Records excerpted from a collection
▬▬▬▬▬▬
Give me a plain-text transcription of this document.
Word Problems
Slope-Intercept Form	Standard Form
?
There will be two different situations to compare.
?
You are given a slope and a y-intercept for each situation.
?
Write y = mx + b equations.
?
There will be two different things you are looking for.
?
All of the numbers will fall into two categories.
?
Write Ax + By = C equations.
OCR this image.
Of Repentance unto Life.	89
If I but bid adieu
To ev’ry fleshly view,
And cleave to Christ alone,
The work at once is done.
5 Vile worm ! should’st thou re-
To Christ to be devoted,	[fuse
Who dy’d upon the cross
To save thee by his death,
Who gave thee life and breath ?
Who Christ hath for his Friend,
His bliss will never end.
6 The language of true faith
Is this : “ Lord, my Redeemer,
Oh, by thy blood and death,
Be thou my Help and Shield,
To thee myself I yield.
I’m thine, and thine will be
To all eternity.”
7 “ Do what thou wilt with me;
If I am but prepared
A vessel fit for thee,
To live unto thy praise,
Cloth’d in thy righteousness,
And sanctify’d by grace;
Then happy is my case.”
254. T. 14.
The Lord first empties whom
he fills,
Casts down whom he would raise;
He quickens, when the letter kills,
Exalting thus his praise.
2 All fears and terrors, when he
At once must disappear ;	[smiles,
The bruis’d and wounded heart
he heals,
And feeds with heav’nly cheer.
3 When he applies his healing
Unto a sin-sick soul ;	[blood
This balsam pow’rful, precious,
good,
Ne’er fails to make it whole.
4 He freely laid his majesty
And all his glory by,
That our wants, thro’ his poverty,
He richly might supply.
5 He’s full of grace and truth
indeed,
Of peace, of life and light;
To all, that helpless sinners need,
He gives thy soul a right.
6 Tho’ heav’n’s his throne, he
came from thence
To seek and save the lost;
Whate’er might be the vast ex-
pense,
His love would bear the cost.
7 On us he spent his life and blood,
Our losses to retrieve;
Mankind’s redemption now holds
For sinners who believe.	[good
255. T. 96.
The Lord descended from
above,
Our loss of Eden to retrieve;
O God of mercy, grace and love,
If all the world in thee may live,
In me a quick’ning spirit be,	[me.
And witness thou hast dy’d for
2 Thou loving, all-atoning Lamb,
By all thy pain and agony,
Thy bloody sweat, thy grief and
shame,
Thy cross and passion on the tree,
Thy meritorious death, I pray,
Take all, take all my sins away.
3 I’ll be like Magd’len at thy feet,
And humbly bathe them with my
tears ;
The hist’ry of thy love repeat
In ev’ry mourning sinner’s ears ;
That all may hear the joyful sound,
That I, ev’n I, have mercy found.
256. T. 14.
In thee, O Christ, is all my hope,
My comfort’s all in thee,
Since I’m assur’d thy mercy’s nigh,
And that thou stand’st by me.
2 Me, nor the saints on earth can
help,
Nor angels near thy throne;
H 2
▬▬▬▬▬▬
--- What needs to be done ---
Write the data from above out again, exactly.

--- Answer to this exercise ---
Give me a plain-text transcription of this document.
Word Problems
Slope-Intercept Form	Standard Form
?
There will be two different situations to compare.
?
You are given a slope and a y-intercept for each situation.
?
Write y = mx + b equations.
?
There will be two different things you are looking for.
?
All of the numbers will fall into two categories.
?
Write Ax + By = C equations.
OCR this image.
Of Repentance unto Life.	89
If I but bid adieu
To ev’ry fleshly view,
And cleave to Christ alone,
The work at once is done.
5 Vile worm ! should’st thou re-
To Christ to be devoted,	[fuse
Who dy’d upon the cross
To save thee by his death,
Who gave thee life and breath ?
Who Christ hath for his Friend,
His bliss will never end.
6 The language of true faith
Is this : “ Lord, my Redeemer,
Oh, by thy blood and death,
Be thou my Help and Shield,
To thee myself I yield.
I’m thine, and thine will be
To all eternity.”
7 “ Do what thou wilt with me;
If I am but prepared
A vessel fit for thee,
To live unto thy praise,
Cloth’d in thy righteousness,
And sanctify’d by grace;
Then happy is my case.”
254. T. 14.
The Lord first empties whom
he fills,
Casts down whom he would raise;
He quickens, when the letter kills,
Exalting thus his praise.
2 All fears and terrors, when he
At once must disappear ;	[smiles,
The bruis’d and wounded heart
he heals,
And feeds with heav’nly cheer.
3 When he applies his healing
Unto a sin-sick soul ;	[blood
This balsam pow’rful, precious,
good,
Ne’er fails to make it whole.
4 He freely laid his majesty
And all his glory by,
That our wants, thro’ his poverty,
He richly might supply.
5 He’s full of grace and truth
indeed,
Of peace, of life and light;
To all, that helpless sinners need,
He gives thy soul a right.
6 Tho’ heav’n’s his throne, he
came from thence
To seek and save the lost;
Whate’er might be the vast ex-
pense,
His love would bear the cost.
7 On us he spent his life and blood,
Our losses to retrieve;
Mankind’s redemption now holds
For sinners who believe.	[good
255. T. 96.
The Lord descended from
above,
Our loss of Eden to retrieve;
O God of mercy, grace and love,
If all the world in thee may live,
In me a quick’ning spirit be,	[me.
And witness thou hast dy’d for
2 Thou loving, all-atoning Lamb,
By all thy pain and agony,
Thy bloody sweat, thy grief and
shame,
Thy cross and passion on the tree,
Thy meritorious death, I pray,
Take all, take all my sins away.
3 I’ll be like Magd’len at thy feet,
And humbly bathe them with my
tears ;
The hist’ry of thy love repeat
In ev’ry mourning sinner’s ears ;
That all may hear the joyful sound,
That I, ev’n I, have mercy found.
256. T. 14.
In thee, O Christ, is all my hope,
My comfort’s all in thee,
Since I’m assur’d thy mercy’s nigh,
And that thou stand’st by me.
2 Me, nor the saints on earth can
help,
Nor angels near thy throne;
H 2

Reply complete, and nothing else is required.